## Written task
Can you quote each of the items below word for word, leaving nothing out?

## Data to use
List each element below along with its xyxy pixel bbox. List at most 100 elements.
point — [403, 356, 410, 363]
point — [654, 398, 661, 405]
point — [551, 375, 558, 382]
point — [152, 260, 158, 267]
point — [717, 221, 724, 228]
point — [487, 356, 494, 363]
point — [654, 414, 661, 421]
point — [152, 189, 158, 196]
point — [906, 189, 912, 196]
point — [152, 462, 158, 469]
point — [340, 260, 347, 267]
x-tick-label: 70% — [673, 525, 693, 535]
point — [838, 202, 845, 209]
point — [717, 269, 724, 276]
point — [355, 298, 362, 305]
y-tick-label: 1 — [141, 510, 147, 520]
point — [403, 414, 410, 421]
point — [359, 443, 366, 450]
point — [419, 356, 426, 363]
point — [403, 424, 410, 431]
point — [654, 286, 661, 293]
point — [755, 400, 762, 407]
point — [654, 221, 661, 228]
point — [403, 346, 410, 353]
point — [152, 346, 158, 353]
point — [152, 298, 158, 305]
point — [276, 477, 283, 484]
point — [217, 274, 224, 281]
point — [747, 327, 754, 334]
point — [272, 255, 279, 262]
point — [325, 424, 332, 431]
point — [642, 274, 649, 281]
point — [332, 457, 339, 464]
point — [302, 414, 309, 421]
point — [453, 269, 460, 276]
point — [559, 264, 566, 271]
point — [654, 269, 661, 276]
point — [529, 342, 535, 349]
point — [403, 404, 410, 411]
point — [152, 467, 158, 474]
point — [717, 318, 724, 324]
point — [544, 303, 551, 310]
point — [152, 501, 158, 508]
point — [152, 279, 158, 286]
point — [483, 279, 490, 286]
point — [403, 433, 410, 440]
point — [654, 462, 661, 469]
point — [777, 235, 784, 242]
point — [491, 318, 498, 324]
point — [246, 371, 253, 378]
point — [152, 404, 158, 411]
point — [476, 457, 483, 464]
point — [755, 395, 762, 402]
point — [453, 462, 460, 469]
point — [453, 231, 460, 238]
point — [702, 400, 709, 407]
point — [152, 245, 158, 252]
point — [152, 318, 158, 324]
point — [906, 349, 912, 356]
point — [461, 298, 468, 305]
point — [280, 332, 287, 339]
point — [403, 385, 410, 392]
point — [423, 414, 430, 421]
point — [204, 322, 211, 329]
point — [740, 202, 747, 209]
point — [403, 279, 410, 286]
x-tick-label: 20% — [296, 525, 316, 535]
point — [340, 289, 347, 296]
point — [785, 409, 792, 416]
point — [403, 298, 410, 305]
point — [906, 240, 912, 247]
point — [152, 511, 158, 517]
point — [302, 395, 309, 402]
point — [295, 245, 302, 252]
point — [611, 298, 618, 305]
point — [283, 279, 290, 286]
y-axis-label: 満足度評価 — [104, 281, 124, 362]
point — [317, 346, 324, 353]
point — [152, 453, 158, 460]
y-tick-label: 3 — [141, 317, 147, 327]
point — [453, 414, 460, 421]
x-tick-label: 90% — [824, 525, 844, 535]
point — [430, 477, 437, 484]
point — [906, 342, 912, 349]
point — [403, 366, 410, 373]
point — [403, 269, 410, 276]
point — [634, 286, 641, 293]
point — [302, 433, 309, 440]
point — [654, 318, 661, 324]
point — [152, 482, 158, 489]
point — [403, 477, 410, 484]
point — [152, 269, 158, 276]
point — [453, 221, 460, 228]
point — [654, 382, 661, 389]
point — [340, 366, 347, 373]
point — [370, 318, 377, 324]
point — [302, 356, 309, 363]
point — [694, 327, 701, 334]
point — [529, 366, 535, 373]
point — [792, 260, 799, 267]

## Response
List each element below along with its xyxy pixel bbox. List at most 100 elements.
point — [403, 356, 410, 363]
point — [654, 398, 661, 405]
point — [551, 375, 558, 382]
point — [152, 260, 158, 267]
point — [717, 221, 724, 228]
point — [487, 356, 494, 363]
point — [654, 414, 661, 421]
point — [152, 189, 158, 196]
point — [906, 189, 912, 196]
point — [152, 462, 158, 469]
point — [340, 260, 347, 267]
x-tick-label: 70% — [673, 525, 693, 535]
point — [838, 202, 845, 209]
point — [717, 269, 724, 276]
point — [355, 298, 362, 305]
y-tick-label: 1 — [141, 510, 147, 520]
point — [403, 414, 410, 421]
point — [359, 443, 366, 450]
point — [419, 356, 426, 363]
point — [403, 424, 410, 431]
point — [654, 286, 661, 293]
point — [755, 400, 762, 407]
point — [654, 221, 661, 228]
point — [403, 346, 410, 353]
point — [152, 346, 158, 353]
point — [152, 298, 158, 305]
point — [276, 477, 283, 484]
point — [217, 274, 224, 281]
point — [747, 327, 754, 334]
point — [272, 255, 279, 262]
point — [325, 424, 332, 431]
point — [642, 274, 649, 281]
point — [332, 457, 339, 464]
point — [302, 414, 309, 421]
point — [453, 269, 460, 276]
point — [559, 264, 566, 271]
point — [654, 269, 661, 276]
point — [529, 342, 535, 349]
point — [403, 404, 410, 411]
point — [152, 467, 158, 474]
point — [717, 318, 724, 324]
point — [544, 303, 551, 310]
point — [152, 501, 158, 508]
point — [152, 279, 158, 286]
point — [483, 279, 490, 286]
point — [403, 433, 410, 440]
point — [654, 462, 661, 469]
point — [777, 235, 784, 242]
point — [491, 318, 498, 324]
point — [246, 371, 253, 378]
point — [152, 404, 158, 411]
point — [476, 457, 483, 464]
point — [755, 395, 762, 402]
point — [453, 462, 460, 469]
point — [453, 231, 460, 238]
point — [702, 400, 709, 407]
point — [152, 245, 158, 252]
point — [152, 318, 158, 324]
point — [906, 349, 912, 356]
point — [461, 298, 468, 305]
point — [280, 332, 287, 339]
point — [403, 385, 410, 392]
point — [423, 414, 430, 421]
point — [204, 322, 211, 329]
point — [740, 202, 747, 209]
point — [403, 279, 410, 286]
x-tick-label: 20% — [296, 525, 316, 535]
point — [340, 289, 347, 296]
point — [785, 409, 792, 416]
point — [403, 298, 410, 305]
point — [906, 240, 912, 247]
point — [152, 511, 158, 517]
point — [302, 395, 309, 402]
point — [295, 245, 302, 252]
point — [611, 298, 618, 305]
point — [283, 279, 290, 286]
y-axis-label: 満足度評価 — [104, 281, 124, 362]
point — [317, 346, 324, 353]
point — [152, 453, 158, 460]
y-tick-label: 3 — [141, 317, 147, 327]
point — [453, 414, 460, 421]
x-tick-label: 90% — [824, 525, 844, 535]
point — [430, 477, 437, 484]
point — [906, 342, 912, 349]
point — [403, 366, 410, 373]
point — [403, 269, 410, 276]
point — [634, 286, 641, 293]
point — [302, 433, 309, 440]
point — [654, 318, 661, 324]
point — [152, 482, 158, 489]
point — [403, 477, 410, 484]
point — [152, 269, 158, 276]
point — [453, 221, 460, 228]
point — [654, 382, 661, 389]
point — [340, 366, 347, 373]
point — [370, 318, 377, 324]
point — [302, 356, 309, 363]
point — [694, 327, 701, 334]
point — [529, 366, 535, 373]
point — [792, 260, 799, 267]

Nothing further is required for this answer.